- **SUPPLIED TEXT**:
****************************************

Proliferative activity in coronary atherectomy tissue. Clinical, histopathologic, and immunohistochemical correlates.

STUDY OBJECTIVE

Although cellular proliferation is considered one of the dominant processes leading to restenosis following coronary intervention, controversy exists over the extent of cellular replication in atherosclerotic tissue. Accordingly, we sought to investigate the level and clinicopathologic correlates of proliferative activity in atherosclerotic tissue obtained via directional coronary atherectomy (DCA).

DESIGN

Prospective observational study.

SETTING

Tertiary care referral hospital.

PATIENTS

Specimens retrieved via DCA from 37 lesions (primary, 26; restenosis, 11) were studied using single-label immunohistochemical staining for the proliferating cell nuclear antigen and basic fibroblast growth factor (bFGF).

RESULTS

Restenosis tissue was significantly more likely than primary tissue to contain areas of intimal hyperplasia (64 vs 23%; p < 0.03). However, the frequency of positive staining for proliferating cell nuclear antigen (PCNA) was similar in primary and restenosis lesions (25 vs 30%; p = NS), and the mean percentage of positive cells per slide was similar in the two groups. Positive immunostaining for bFGF was present in 20 lesions (61%), and tended to be more frequently seen in restenotic lesions (80 vs 52%; p = 0.25). However, there was no correlation or colocalization between immunostaining for bFGF and proliferating cell nuclear antigen. We found no clinicopathologic correlations with respect to clinical outcome.

****************************************

- **SUPPLIED MATERIAL**:
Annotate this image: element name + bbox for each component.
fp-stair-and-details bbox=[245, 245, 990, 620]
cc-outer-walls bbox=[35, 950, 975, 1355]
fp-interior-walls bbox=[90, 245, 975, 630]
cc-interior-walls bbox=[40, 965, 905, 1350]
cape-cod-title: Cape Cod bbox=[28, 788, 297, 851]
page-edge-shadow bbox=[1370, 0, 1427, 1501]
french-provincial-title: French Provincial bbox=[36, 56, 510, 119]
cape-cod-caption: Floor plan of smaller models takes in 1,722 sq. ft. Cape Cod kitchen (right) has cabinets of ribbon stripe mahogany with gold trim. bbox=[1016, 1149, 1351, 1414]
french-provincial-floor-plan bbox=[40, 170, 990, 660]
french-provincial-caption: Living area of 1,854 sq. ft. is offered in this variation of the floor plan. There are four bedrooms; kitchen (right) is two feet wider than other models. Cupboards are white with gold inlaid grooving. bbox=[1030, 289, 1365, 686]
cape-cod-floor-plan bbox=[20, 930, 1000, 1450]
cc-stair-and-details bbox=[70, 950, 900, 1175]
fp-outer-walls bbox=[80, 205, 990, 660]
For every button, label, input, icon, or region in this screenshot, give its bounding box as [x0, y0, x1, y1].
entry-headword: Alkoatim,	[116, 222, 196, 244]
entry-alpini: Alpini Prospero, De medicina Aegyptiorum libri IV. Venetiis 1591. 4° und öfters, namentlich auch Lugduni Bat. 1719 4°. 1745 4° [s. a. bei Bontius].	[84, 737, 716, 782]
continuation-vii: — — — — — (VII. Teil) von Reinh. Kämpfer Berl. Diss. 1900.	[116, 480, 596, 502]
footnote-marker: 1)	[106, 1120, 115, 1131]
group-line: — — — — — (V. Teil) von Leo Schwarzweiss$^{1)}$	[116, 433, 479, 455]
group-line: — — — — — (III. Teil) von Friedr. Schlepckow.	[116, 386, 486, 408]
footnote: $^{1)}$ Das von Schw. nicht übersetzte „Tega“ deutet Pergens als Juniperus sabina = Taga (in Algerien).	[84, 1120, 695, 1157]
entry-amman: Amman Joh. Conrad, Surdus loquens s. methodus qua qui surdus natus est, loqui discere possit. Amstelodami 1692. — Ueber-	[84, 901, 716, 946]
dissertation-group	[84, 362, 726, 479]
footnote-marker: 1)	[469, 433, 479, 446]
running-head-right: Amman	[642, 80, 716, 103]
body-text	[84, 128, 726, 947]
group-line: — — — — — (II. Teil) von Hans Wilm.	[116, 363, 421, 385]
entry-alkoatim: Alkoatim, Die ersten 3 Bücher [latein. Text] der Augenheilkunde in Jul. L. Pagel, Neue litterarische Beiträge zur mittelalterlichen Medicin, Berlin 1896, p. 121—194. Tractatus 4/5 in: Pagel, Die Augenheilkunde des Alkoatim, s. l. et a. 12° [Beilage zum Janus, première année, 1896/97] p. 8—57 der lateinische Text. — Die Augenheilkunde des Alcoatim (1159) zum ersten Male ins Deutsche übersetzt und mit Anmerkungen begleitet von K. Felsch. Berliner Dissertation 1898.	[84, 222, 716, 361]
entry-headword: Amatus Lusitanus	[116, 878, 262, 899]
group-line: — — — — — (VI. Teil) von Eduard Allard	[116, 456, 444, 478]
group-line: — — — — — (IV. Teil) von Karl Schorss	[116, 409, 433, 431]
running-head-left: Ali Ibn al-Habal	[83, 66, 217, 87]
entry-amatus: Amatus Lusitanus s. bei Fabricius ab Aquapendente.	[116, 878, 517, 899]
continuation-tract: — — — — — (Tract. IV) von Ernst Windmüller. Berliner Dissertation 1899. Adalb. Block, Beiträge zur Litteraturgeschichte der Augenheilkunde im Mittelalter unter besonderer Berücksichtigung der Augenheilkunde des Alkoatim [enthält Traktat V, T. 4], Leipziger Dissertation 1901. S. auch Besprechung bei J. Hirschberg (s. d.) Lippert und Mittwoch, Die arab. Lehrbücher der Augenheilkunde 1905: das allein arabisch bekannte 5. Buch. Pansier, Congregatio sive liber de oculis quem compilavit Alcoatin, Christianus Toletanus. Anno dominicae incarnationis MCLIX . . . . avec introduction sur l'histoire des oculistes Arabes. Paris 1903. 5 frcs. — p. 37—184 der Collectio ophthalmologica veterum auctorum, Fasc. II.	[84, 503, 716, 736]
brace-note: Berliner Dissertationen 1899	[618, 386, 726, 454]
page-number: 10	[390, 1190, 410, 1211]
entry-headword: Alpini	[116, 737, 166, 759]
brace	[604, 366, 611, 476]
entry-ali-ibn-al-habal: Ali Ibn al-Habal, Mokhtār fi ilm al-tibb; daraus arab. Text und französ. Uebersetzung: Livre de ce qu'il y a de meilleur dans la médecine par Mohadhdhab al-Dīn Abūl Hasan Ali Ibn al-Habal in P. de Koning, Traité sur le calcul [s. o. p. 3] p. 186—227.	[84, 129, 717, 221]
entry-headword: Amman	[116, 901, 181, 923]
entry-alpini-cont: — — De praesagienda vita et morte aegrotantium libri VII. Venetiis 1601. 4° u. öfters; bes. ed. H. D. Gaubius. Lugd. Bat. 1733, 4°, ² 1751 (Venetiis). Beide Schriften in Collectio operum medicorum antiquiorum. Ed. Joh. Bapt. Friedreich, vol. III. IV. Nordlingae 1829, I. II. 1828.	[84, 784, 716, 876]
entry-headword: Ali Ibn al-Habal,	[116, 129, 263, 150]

****************************************

- **YOUR TASK**:
Reproduce the coronary atherectomy study text from "Restenosis tissue was" up to and including "to clinical outcome.", changing "bFGF" to "basic fibroblast growth factor" throughout.

- **RESPONSE BELOW**:
Restenosis tissue was significantly more likely than primary tissue to contain areas of intimal hyperplasia (64 vs 23%; p < 0.03). However, the frequency of positive staining for proliferating cell nuclear antigen (PCNA) was similar in primary and restenosis lesions (25 vs 30%; p = NS), and the mean percentage of positive cells per slide was similar in the two groups. Positive immunostaining for basic fibroblast growth factor was present in 20 lesions (61%), and tended to be more frequently seen in restenotic lesions (80 vs 52%; p = 0.25). However, there was no correlation or colocalization between immunostaining for basic fibroblast growth factor and proliferating cell nuclear antigen. We found no clinicopathologic correlations with respect to clinical outcome.